==== Provided records ====

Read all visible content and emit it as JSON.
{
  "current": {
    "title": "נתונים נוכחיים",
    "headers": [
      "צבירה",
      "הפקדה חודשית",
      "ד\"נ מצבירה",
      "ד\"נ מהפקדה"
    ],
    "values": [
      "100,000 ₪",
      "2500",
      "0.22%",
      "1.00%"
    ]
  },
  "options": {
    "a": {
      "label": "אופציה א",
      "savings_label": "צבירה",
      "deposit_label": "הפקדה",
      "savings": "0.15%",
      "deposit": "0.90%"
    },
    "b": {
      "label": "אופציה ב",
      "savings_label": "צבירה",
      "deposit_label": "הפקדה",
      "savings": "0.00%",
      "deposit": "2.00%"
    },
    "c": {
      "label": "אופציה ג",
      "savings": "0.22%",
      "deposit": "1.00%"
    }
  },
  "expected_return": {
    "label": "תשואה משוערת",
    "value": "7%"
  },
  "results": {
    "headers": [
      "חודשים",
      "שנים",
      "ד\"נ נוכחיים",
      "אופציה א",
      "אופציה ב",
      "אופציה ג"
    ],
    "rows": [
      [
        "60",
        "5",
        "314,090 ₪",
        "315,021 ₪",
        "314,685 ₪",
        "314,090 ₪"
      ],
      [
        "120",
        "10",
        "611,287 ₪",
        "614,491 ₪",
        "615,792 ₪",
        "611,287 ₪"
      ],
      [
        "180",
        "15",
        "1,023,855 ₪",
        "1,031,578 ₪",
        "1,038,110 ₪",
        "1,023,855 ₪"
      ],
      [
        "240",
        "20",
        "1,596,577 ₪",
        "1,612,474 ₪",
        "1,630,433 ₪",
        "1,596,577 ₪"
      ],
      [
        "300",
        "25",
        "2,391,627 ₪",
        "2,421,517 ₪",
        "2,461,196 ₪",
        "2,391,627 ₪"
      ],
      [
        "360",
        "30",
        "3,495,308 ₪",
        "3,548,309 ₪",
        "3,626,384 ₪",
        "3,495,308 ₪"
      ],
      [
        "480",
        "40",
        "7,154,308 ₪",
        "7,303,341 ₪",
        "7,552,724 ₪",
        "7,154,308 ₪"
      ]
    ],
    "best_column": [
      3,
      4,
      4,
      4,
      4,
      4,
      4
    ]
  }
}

====

* Short problem
Reproduce the data in full, exactly as presented.

* Task response
Read all visible content and emit it as JSON.
{
  "current": {
    "title": "נתונים נוכחיים",
    "headers": [
      "צבירה",
      "הפקדה חודשית",
      "ד\"נ מצבירה",
      "ד\"נ מהפקדה"
    ],
    "values": [
      "100,000 ₪",
      "2500",
      "0.22%",
      "1.00%"
    ]
  },
  "options": {
    "a": {
      "label": "אופציה א",
      "savings_label": "צבירה",
      "deposit_label": "הפקדה",
      "savings": "0.15%",
      "deposit": "0.90%"
    },
    "b": {
      "label": "אופציה ב",
      "savings_label": "צבירה",
      "deposit_label": "הפקדה",
      "savings": "0.00%",
      "deposit": "2.00%"
    },
    "c": {
      "label": "אופציה ג",
      "savings": "0.22%",
      "deposit": "1.00%"
    }
  },
  "expected_return": {
    "label": "תשואה משוערת",
    "value": "7%"
  },
  "results": {
    "headers": [
      "חודשים",
      "שנים",
      "ד\"נ נוכחיים",
      "אופציה א",
      "אופציה ב",
      "אופציה ג"
    ],
    "rows": [
      [
        "60",
        "5",
        "314,090 ₪",
        "315,021 ₪",
        "314,685 ₪",
        "314,090 ₪"
      ],
      [
        "120",
        "10",
        "611,287 ₪",
        "614,491 ₪",
        "615,792 ₪",
        "611,287 ₪"
      ],
      [
        "180",
        "15",
        "1,023,855 ₪",
        "1,031,578 ₪",
        "1,038,110 ₪",
        "1,023,855 ₪"
      ],
      [
        "240",
        "20",
        "1,596,577 ₪",
        "1,612,474 ₪",
        "1,630,433 ₪",
        "1,596,577 ₪"
      ],
      [
        "300",
        "25",
        "2,391,627 ₪",
        "2,421,517 ₪",
        "2,461,196 ₪",
        "2,391,627 ₪"
      ],
      [
        "360",
        "30",
        "3,495,308 ₪",
        "3,548,309 ₪",
        "3,626,384 ₪",
        "3,495,308 ₪"
      ],
      [
        "480",
        "40",
        "7,154,308 ₪",
        "7,303,341 ₪",
        "7,552,724 ₪",
        "7,154,308 ₪"
      ]
    ],
    "best_column": [
      3,
      4,
      4,
      4,
      4,
      4,
      4
    ]
  }
}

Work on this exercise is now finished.